**Recorded information:**

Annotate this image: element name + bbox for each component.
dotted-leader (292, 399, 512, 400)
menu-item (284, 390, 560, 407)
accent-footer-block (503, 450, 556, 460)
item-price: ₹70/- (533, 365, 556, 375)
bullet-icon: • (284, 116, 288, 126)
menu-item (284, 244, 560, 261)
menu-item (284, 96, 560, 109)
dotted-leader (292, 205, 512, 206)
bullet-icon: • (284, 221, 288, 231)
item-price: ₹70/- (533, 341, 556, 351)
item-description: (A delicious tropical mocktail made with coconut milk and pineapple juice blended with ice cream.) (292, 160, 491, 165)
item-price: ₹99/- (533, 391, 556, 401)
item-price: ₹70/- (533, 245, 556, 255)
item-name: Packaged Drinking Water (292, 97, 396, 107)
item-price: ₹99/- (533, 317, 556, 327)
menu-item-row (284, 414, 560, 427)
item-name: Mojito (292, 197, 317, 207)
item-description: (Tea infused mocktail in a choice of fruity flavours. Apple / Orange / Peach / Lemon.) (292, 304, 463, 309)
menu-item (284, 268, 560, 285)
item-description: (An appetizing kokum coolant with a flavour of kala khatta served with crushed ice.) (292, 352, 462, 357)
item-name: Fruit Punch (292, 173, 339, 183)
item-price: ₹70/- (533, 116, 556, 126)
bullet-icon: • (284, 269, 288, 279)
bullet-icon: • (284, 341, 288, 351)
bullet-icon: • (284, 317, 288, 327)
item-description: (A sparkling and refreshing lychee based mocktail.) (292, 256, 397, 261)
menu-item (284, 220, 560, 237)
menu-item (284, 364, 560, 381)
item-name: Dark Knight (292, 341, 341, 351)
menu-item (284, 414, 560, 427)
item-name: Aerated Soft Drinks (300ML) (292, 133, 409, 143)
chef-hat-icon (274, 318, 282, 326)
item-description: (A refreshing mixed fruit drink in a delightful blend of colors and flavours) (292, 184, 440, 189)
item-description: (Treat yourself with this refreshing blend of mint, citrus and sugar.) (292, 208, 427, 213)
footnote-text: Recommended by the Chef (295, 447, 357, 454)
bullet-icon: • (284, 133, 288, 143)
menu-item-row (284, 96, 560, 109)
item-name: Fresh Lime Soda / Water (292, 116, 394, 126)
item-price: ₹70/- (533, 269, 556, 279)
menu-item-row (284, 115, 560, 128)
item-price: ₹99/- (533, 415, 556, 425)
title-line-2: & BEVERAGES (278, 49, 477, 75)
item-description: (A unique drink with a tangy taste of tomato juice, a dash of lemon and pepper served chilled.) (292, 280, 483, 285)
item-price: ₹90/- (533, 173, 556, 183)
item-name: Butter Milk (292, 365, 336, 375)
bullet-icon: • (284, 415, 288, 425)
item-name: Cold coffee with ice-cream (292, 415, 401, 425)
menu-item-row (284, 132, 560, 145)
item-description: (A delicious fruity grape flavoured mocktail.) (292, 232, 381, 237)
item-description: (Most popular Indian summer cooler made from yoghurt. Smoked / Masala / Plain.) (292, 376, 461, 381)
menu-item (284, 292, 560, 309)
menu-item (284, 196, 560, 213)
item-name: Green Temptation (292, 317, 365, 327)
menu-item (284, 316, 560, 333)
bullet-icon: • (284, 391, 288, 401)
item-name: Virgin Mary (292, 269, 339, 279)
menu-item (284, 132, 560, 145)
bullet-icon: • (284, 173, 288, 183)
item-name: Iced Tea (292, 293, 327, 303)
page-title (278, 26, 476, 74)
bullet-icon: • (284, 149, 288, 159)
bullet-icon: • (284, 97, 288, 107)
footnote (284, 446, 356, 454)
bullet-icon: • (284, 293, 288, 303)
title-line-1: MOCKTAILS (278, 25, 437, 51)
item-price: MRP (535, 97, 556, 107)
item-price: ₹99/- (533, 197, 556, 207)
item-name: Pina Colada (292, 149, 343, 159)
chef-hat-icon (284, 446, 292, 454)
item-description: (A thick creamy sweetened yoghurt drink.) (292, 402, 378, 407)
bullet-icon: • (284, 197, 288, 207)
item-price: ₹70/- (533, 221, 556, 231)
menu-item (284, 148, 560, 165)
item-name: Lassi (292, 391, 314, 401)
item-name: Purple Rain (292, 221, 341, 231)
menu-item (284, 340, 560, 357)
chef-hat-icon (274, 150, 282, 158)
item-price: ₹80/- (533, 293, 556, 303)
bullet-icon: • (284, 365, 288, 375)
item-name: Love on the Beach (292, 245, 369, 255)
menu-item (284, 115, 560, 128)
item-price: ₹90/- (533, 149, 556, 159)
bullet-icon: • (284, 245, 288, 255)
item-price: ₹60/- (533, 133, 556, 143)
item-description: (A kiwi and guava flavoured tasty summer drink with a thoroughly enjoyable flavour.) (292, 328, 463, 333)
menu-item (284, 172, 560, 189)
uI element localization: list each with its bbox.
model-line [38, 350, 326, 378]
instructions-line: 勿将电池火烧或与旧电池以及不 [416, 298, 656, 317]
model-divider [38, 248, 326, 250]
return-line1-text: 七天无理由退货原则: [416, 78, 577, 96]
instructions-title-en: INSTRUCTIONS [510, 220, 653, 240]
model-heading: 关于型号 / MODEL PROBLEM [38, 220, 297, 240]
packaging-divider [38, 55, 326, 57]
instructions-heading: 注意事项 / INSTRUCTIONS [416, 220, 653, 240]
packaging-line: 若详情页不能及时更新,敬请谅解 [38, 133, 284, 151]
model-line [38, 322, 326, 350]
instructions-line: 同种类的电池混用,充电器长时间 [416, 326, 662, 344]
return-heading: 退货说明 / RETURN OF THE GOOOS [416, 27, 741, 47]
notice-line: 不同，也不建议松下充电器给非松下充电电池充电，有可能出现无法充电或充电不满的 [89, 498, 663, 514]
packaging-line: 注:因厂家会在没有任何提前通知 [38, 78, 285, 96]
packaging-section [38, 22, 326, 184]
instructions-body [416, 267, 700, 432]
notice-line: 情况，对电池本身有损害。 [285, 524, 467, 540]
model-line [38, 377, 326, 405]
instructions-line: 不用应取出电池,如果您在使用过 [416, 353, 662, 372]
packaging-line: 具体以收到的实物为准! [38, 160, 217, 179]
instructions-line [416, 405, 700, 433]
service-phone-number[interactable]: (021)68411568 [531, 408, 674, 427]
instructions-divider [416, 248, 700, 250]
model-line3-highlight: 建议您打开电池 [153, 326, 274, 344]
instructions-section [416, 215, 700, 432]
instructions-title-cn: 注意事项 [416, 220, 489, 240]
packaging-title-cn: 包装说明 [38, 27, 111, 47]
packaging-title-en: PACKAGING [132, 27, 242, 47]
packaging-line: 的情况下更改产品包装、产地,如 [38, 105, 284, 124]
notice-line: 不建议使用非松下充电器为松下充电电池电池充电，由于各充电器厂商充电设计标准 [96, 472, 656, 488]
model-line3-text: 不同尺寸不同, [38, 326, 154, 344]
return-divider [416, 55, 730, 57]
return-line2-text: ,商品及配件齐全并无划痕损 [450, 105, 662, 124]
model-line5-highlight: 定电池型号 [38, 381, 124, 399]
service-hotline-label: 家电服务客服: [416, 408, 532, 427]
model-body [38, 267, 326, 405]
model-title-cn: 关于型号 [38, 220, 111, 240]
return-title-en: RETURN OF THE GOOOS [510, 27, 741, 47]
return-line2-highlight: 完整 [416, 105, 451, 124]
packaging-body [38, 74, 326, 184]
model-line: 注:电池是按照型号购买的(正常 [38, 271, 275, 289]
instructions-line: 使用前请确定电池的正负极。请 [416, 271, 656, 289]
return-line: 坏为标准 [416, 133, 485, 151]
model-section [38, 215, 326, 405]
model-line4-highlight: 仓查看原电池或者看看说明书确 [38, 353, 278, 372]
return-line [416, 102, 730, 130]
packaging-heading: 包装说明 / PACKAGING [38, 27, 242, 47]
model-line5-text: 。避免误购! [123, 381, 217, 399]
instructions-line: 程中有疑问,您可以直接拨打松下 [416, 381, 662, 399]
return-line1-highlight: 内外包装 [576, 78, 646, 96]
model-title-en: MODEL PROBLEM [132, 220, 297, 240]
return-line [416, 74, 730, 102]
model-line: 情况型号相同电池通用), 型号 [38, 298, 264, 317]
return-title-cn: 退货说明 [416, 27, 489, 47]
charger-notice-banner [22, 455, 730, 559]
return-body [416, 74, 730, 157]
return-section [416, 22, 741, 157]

**Problem details:**
Starting from the beginning of the records and stopping after the line that contains "item-price: ₹70/- (533, 341, 556, 351)", express those lines as a JSON list of strings, with one string for each line and blank lines omitted.

**Written reply:**
[
  "Annotate this image: element name + bbox for each component.",
  "dotted-leader (292, 399, 512, 400)",
  "menu-item (284, 390, 560, 407)",
  "accent-footer-block (503, 450, 556, 460)",
  "item-price: ₹70/- (533, 365, 556, 375)",
  "bullet-icon: • (284, 116, 288, 126)",
  "menu-item (284, 244, 560, 261)",
  "menu-item (284, 96, 560, 109)",
  "dotted-leader (292, 205, 512, 206)",
  "bullet-icon: • (284, 221, 288, 231)",
  "item-price: ₹70/- (533, 341, 556, 351)"
]